* [Raw records]
:::

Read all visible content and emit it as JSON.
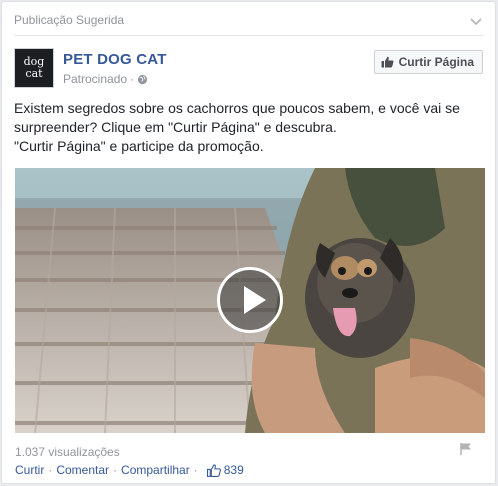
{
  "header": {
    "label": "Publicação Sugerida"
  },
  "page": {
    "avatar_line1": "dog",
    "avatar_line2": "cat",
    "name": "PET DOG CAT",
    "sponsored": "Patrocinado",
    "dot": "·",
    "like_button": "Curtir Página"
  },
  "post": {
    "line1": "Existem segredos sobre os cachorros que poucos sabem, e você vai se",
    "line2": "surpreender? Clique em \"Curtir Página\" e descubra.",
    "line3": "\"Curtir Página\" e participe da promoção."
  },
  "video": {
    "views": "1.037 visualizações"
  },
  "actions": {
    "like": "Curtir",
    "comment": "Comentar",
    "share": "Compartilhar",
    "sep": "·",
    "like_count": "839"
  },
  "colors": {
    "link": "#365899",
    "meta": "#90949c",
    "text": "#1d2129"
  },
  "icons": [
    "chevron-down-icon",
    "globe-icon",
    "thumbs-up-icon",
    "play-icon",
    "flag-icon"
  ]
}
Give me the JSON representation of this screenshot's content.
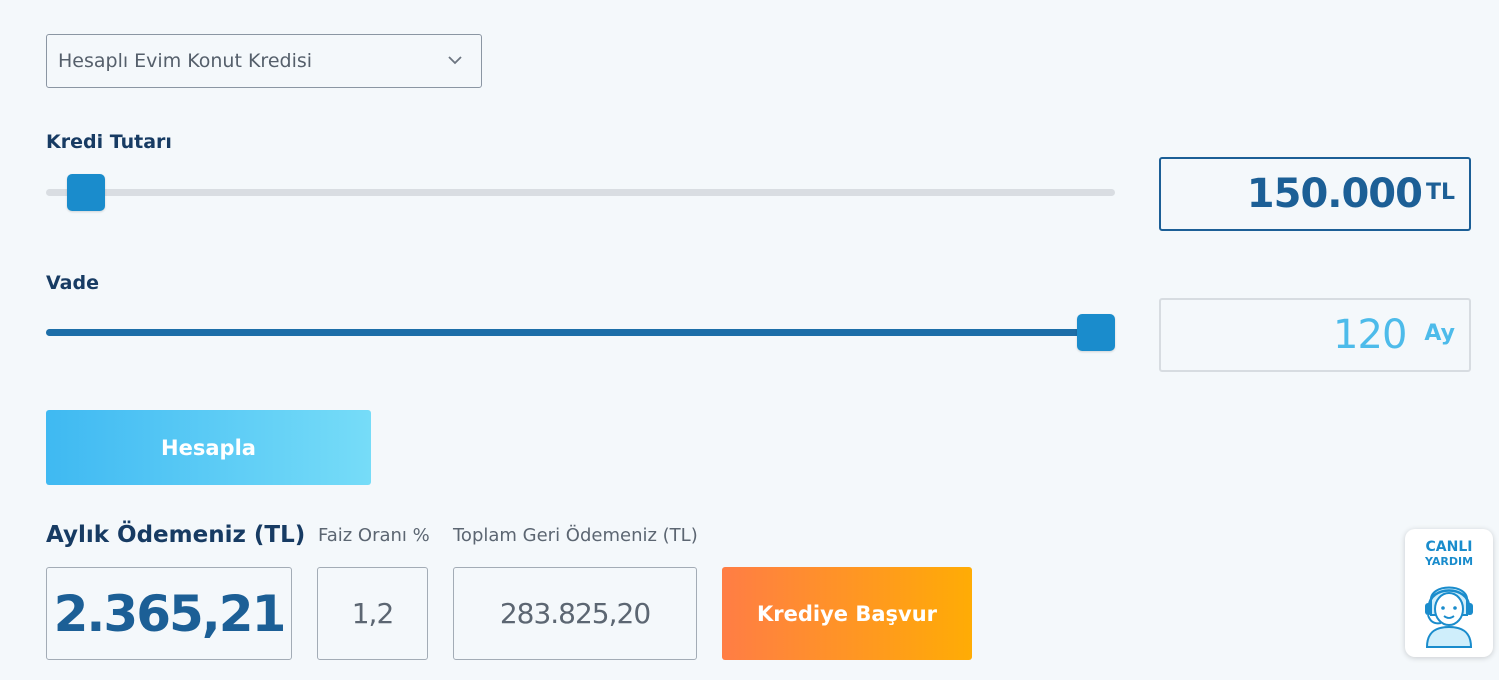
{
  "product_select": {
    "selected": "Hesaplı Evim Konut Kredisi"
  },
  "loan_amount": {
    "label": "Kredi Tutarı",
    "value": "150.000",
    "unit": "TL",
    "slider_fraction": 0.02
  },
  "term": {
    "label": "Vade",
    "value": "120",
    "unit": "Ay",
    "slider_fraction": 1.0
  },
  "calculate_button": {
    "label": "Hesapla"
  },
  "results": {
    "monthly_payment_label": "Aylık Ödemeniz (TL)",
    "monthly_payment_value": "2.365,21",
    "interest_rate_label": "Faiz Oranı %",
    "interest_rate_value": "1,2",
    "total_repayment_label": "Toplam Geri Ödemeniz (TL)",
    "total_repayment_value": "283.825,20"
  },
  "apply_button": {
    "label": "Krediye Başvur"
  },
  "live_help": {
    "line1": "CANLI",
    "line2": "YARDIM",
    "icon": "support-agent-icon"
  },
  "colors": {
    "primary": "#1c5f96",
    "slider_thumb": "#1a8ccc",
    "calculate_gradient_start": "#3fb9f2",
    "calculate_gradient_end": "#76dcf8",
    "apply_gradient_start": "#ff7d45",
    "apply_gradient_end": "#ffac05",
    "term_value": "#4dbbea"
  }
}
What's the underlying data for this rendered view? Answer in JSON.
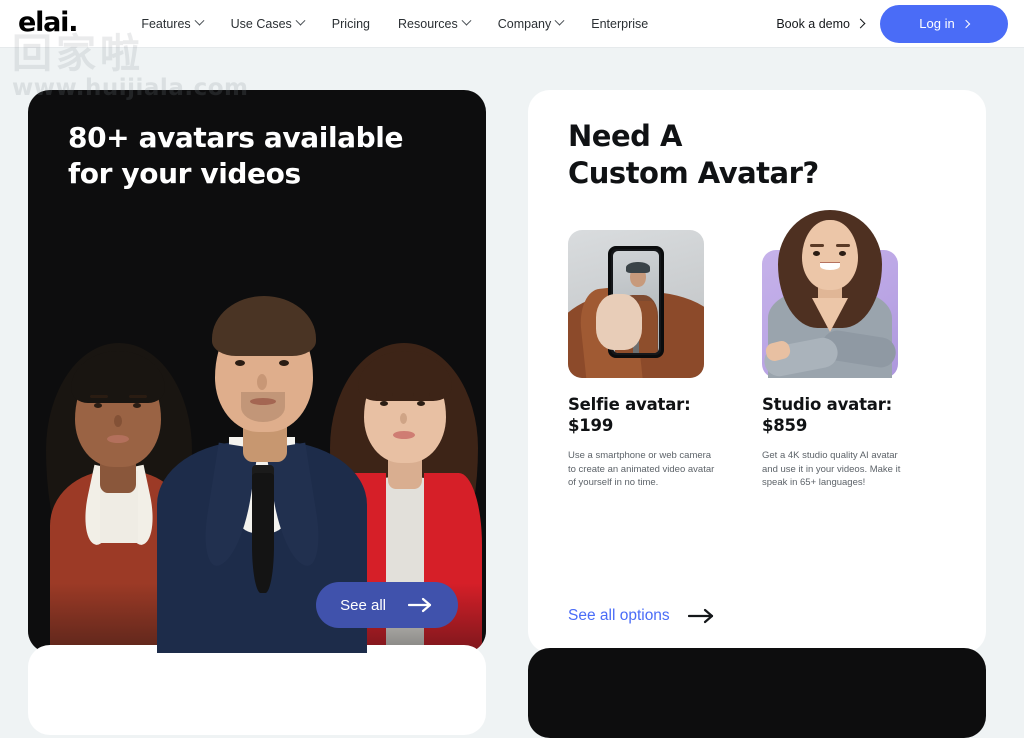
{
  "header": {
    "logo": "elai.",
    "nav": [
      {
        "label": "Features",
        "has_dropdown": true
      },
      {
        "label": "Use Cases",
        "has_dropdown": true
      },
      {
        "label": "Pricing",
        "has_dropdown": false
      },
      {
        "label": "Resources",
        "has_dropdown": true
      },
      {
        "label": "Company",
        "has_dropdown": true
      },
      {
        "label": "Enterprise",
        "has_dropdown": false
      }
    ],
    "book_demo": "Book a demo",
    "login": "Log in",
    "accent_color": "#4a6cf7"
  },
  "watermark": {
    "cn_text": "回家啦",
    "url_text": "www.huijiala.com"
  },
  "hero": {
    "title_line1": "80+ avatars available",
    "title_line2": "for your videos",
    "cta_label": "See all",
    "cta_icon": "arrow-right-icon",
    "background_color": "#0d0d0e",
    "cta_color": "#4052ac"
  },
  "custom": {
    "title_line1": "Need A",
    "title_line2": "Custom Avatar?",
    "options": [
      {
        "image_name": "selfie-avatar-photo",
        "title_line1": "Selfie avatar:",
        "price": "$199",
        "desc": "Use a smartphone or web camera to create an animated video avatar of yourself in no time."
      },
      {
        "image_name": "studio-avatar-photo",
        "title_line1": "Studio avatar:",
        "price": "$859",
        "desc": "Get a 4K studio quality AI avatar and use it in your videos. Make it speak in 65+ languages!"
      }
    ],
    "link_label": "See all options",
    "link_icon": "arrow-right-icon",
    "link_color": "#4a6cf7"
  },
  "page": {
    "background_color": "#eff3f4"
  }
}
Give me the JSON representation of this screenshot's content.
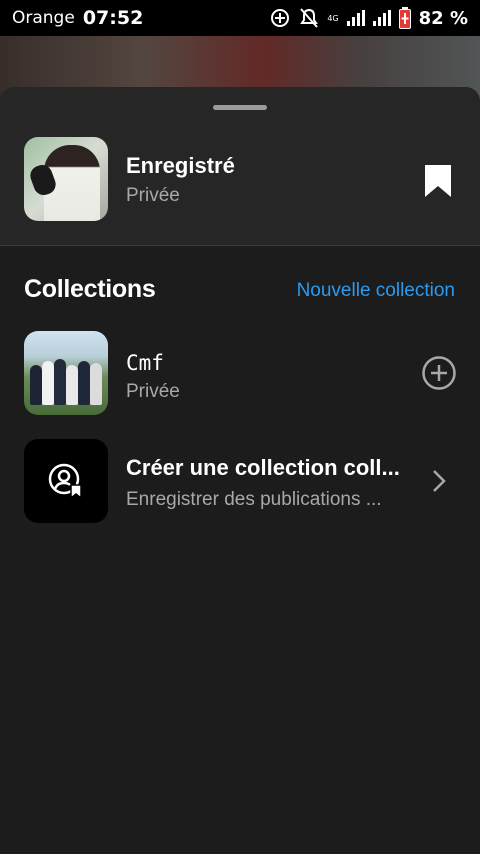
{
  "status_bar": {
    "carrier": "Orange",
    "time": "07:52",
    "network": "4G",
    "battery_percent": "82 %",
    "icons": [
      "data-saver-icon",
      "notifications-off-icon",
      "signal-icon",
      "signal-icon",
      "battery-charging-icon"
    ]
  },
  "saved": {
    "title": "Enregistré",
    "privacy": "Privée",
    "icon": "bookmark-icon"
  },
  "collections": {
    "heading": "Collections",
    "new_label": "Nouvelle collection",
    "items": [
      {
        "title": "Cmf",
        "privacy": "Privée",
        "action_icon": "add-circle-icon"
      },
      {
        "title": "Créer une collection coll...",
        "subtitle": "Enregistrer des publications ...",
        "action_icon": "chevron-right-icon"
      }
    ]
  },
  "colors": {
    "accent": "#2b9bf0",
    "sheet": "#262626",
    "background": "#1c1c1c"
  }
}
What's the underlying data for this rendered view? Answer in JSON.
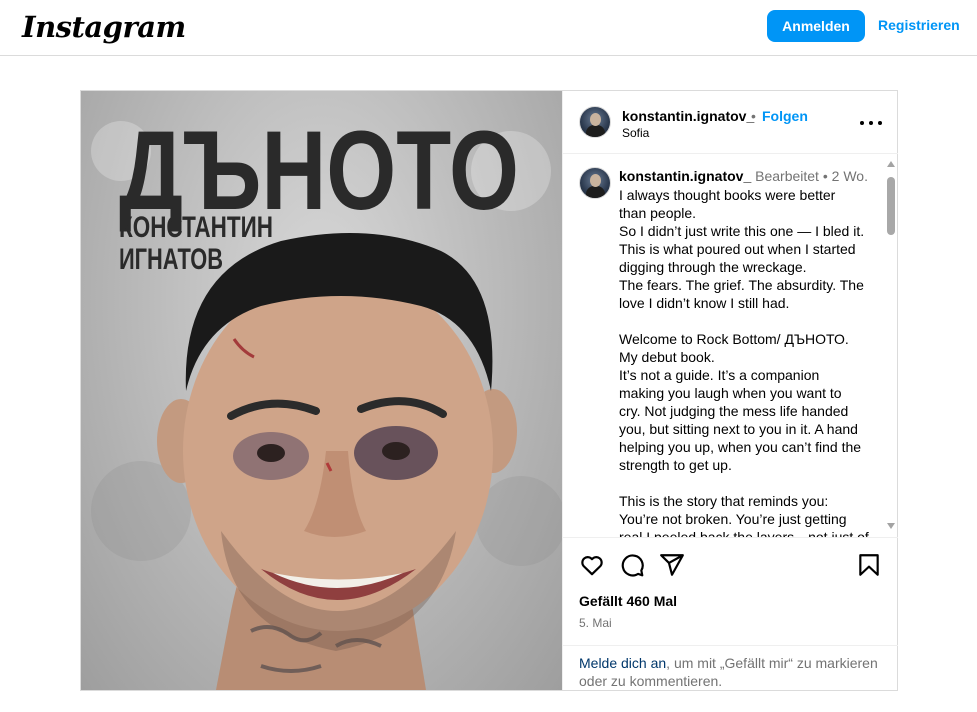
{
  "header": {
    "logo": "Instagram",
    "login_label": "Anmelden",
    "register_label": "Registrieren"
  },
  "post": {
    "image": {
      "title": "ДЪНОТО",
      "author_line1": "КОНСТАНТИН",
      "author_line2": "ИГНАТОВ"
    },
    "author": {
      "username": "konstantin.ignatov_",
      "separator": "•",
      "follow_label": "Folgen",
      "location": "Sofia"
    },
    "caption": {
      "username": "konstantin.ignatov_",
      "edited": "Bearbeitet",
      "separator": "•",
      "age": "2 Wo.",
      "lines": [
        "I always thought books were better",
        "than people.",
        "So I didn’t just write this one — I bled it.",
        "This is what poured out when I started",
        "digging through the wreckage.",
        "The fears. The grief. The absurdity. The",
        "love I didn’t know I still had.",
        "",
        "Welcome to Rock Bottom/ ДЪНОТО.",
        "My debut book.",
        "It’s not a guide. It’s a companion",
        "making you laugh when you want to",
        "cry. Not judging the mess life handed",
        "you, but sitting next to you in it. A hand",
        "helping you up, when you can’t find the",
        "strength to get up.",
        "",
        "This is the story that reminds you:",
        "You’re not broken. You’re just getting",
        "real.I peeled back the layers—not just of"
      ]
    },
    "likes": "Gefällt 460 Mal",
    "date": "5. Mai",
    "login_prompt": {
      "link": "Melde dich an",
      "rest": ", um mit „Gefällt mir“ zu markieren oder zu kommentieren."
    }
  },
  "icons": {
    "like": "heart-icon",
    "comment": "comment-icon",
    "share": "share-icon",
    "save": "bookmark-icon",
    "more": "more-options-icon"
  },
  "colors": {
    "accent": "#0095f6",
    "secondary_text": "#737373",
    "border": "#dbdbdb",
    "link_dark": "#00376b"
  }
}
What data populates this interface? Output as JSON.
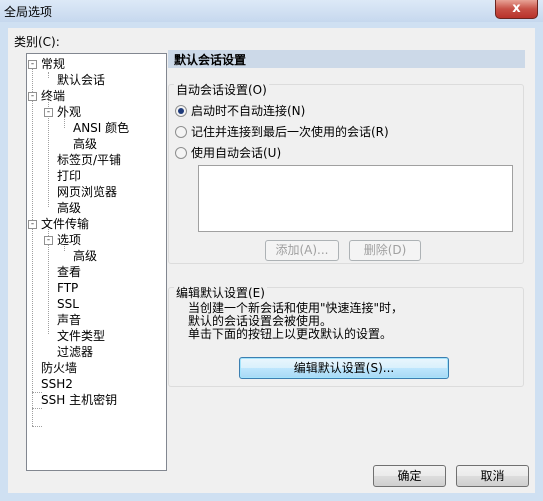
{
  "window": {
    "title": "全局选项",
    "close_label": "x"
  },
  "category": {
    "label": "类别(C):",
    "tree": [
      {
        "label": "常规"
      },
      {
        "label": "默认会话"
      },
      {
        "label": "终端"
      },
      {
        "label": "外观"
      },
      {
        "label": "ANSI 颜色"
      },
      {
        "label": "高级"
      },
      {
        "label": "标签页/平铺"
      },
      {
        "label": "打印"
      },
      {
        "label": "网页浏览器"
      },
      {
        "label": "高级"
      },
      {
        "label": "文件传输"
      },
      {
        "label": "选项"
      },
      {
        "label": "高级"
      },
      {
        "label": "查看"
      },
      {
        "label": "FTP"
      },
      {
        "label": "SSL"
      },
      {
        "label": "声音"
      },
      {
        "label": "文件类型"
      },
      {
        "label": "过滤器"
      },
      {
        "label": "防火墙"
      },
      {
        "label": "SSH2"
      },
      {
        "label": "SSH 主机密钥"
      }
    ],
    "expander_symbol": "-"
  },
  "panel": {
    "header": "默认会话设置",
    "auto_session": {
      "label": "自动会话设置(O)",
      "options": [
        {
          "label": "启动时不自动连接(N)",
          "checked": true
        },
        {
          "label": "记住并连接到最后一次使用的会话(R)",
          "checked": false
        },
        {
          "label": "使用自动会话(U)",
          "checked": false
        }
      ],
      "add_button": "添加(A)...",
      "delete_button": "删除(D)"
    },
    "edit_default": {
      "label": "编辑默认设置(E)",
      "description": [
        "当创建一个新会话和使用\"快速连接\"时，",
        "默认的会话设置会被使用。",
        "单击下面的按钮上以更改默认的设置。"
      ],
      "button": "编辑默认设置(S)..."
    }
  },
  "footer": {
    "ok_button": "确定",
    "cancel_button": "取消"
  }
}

:::

* [Written request] Using the entries above, return each line that includes the word "arrow".

* [Reply to the task]
    "cta_icon": "arrow-right-icon",
    "link_icon": "arrow-right-icon",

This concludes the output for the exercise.